▶ Task to complete:
Would you quote every entry exactly, dropping only the pictures?

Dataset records
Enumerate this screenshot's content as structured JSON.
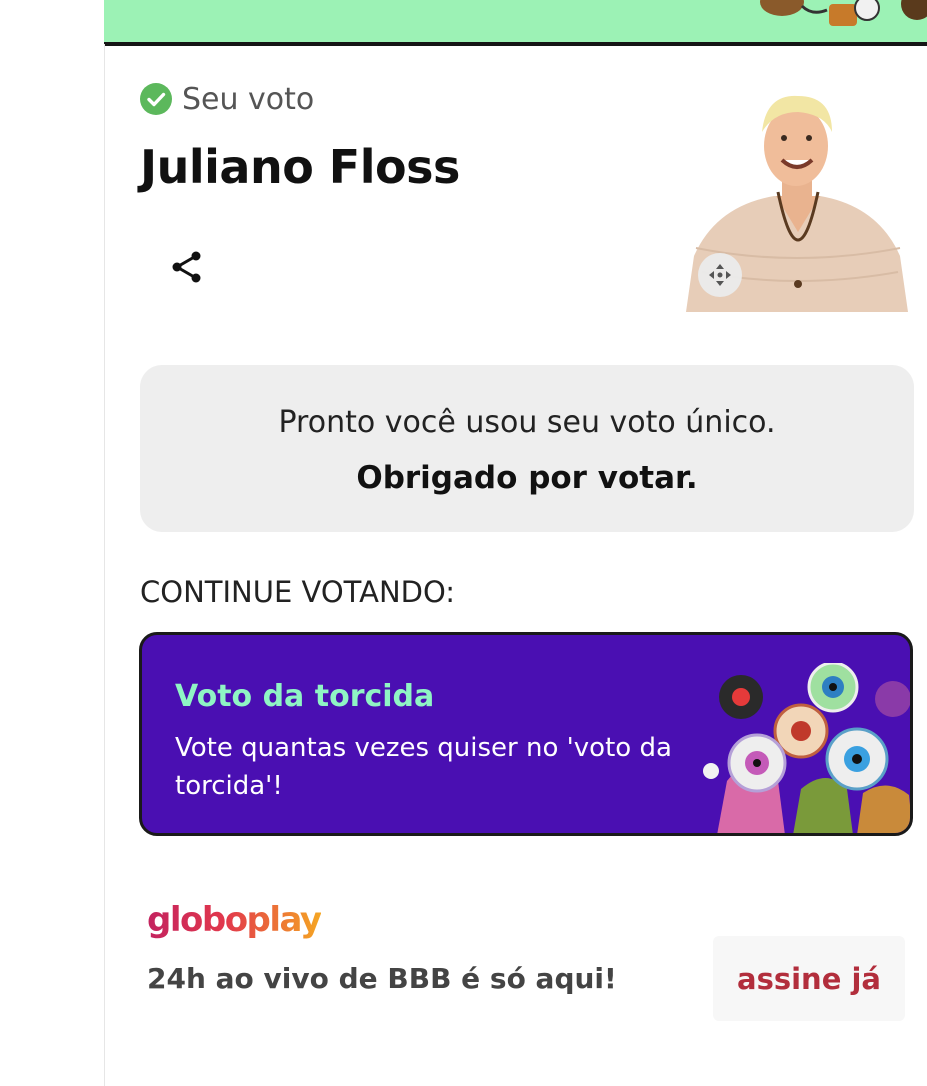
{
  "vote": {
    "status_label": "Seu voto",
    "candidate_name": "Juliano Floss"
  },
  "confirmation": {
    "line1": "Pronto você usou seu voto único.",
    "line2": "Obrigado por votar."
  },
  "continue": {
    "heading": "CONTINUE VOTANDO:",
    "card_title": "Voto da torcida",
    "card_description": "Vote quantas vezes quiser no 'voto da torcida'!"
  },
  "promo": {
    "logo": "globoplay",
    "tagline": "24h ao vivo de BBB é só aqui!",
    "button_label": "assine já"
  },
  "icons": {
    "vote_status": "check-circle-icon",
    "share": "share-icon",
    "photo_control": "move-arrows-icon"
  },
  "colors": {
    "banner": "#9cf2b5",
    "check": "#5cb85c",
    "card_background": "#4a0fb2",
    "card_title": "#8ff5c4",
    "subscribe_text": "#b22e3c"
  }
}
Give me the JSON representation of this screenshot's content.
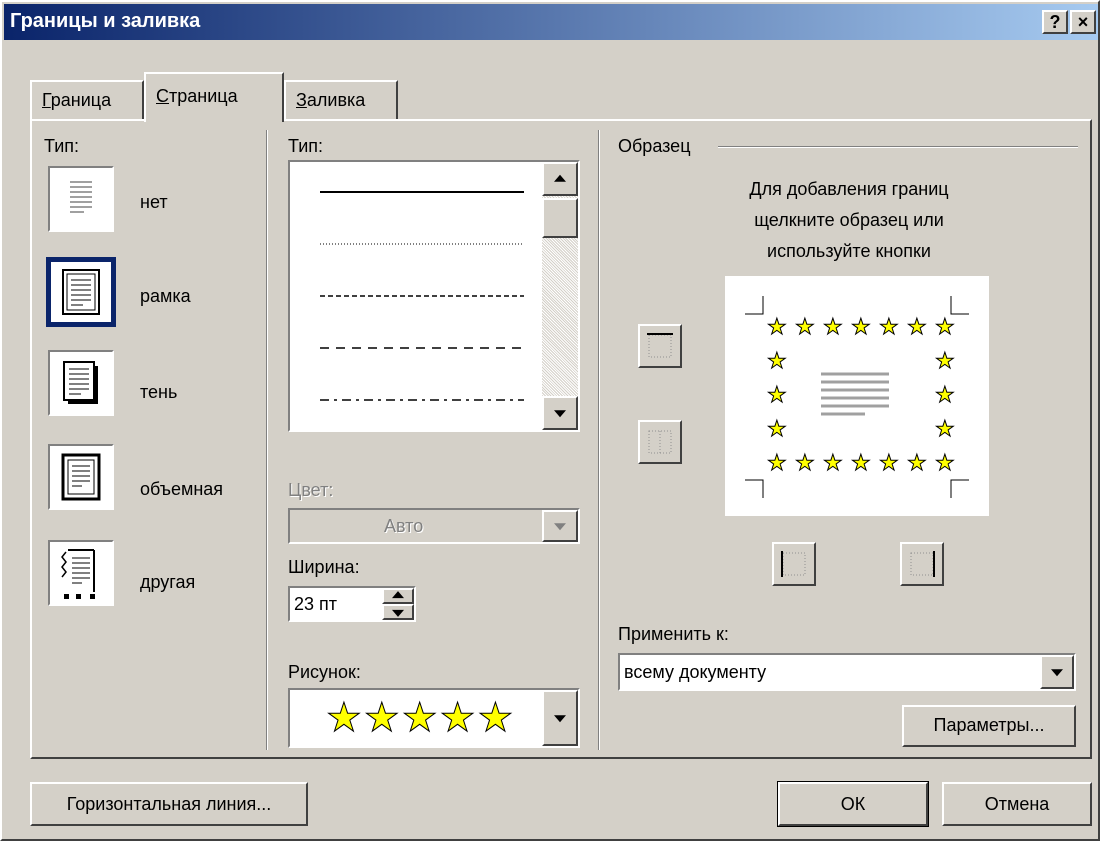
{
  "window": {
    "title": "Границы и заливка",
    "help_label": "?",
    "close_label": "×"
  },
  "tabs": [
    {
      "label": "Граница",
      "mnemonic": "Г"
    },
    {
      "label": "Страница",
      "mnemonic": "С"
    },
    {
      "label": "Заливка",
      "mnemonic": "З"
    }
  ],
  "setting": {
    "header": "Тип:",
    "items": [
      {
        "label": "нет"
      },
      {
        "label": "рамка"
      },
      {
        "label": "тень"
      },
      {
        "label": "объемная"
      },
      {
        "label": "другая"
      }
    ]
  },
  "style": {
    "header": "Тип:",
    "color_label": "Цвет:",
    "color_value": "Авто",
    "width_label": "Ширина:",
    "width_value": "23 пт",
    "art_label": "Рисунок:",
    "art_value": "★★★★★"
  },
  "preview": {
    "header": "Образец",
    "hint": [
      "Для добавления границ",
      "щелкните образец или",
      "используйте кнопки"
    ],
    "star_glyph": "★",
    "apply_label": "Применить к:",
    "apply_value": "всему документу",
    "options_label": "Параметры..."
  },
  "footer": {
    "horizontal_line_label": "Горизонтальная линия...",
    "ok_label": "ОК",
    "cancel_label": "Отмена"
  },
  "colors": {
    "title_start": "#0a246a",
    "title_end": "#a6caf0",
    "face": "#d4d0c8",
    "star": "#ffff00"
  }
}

▶ Answer:
Enumerate this screenshot's content as structured JSON.
{
  "vote": {
    "status_label": "Seu voto",
    "candidate_name": "Juliano Floss"
  },
  "confirmation": {
    "line1": "Pronto você usou seu voto único.",
    "line2": "Obrigado por votar."
  },
  "continue": {
    "heading": "CONTINUE VOTANDO:",
    "card_title": "Voto da torcida",
    "card_description": "Vote quantas vezes quiser no 'voto da torcida'!"
  },
  "promo": {
    "logo": "globoplay",
    "tagline": "24h ao vivo de BBB é só aqui!",
    "button_label": "assine já"
  },
  "icons": {
    "vote_status": "check-circle-icon",
    "share": "share-icon",
    "photo_control": "move-arrows-icon"
  },
  "colors": {
    "banner": "#9cf2b5",
    "check": "#5cb85c",
    "card_background": "#4a0fb2",
    "card_title": "#8ff5c4",
    "subscribe_text": "#b22e3c"
  }
}
Give me the JSON representation of this screenshot's content.
{
  "window": {
    "title": "Границы и заливка",
    "help_label": "?",
    "close_label": "×"
  },
  "tabs": [
    {
      "label": "Граница",
      "mnemonic": "Г"
    },
    {
      "label": "Страница",
      "mnemonic": "С"
    },
    {
      "label": "Заливка",
      "mnemonic": "З"
    }
  ],
  "setting": {
    "header": "Тип:",
    "items": [
      {
        "label": "нет"
      },
      {
        "label": "рамка"
      },
      {
        "label": "тень"
      },
      {
        "label": "объемная"
      },
      {
        "label": "другая"
      }
    ]
  },
  "style": {
    "header": "Тип:",
    "color_label": "Цвет:",
    "color_value": "Авто",
    "width_label": "Ширина:",
    "width_value": "23 пт",
    "art_label": "Рисунок:",
    "art_value": "★★★★★"
  },
  "preview": {
    "header": "Образец",
    "hint": [
      "Для добавления границ",
      "щелкните образец или",
      "используйте кнопки"
    ],
    "star_glyph": "★",
    "apply_label": "Применить к:",
    "apply_value": "всему документу",
    "options_label": "Параметры..."
  },
  "footer": {
    "horizontal_line_label": "Горизонтальная линия...",
    "ok_label": "ОК",
    "cancel_label": "Отмена"
  },
  "colors": {
    "title_start": "#0a246a",
    "title_end": "#a6caf0",
    "face": "#d4d0c8",
    "star": "#ffff00"
  }
}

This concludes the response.